# EXTRACTED MATERIAL
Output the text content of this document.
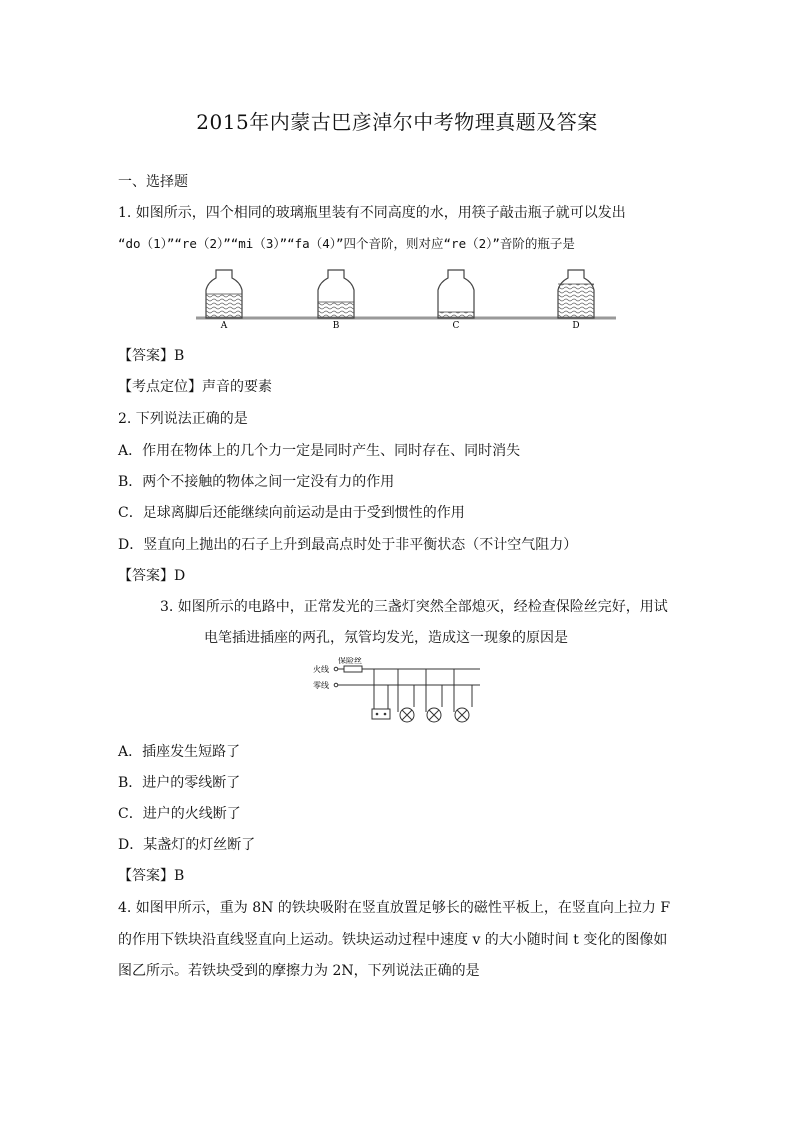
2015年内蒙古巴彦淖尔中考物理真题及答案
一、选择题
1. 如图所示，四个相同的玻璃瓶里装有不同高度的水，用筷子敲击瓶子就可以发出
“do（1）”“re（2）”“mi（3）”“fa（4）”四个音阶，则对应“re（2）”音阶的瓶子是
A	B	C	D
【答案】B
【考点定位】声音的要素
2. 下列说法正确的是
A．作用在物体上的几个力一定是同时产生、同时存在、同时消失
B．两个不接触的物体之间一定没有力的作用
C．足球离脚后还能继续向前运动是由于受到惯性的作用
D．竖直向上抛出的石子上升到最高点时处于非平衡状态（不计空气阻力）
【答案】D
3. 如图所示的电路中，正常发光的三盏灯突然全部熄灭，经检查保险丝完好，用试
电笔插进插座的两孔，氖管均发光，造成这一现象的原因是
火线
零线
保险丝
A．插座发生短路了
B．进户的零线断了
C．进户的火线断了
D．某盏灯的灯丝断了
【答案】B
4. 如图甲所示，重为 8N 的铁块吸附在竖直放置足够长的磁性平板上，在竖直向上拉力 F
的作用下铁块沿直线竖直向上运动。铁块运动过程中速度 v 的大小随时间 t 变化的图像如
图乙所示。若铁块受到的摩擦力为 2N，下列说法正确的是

# WORK REQUIRED
Repeat each entry exactly. Pictures do not belong in the copy.

# ANSWER FOR THE TASK
Output the text content of this document.
2015年内蒙古巴彦淖尔中考物理真题及答案
一、选择题
1. 如图所示，四个相同的玻璃瓶里装有不同高度的水，用筷子敲击瓶子就可以发出
“do（1）”“re（2）”“mi（3）”“fa（4）”四个音阶，则对应“re（2）”音阶的瓶子是
A	B	C	D
【答案】B
【考点定位】声音的要素
2. 下列说法正确的是
A．作用在物体上的几个力一定是同时产生、同时存在、同时消失
B．两个不接触的物体之间一定没有力的作用
C．足球离脚后还能继续向前运动是由于受到惯性的作用
D．竖直向上抛出的石子上升到最高点时处于非平衡状态（不计空气阻力）
【答案】D
3. 如图所示的电路中，正常发光的三盏灯突然全部熄灭，经检查保险丝完好，用试
电笔插进插座的两孔，氖管均发光，造成这一现象的原因是
火线
零线
保险丝
A．插座发生短路了
B．进户的零线断了
C．进户的火线断了
D．某盏灯的灯丝断了
【答案】B
4. 如图甲所示，重为 8N 的铁块吸附在竖直放置足够长的磁性平板上，在竖直向上拉力 F
的作用下铁块沿直线竖直向上运动。铁块运动过程中速度 v 的大小随时间 t 变化的图像如
图乙所示。若铁块受到的摩擦力为 2N，下列说法正确的是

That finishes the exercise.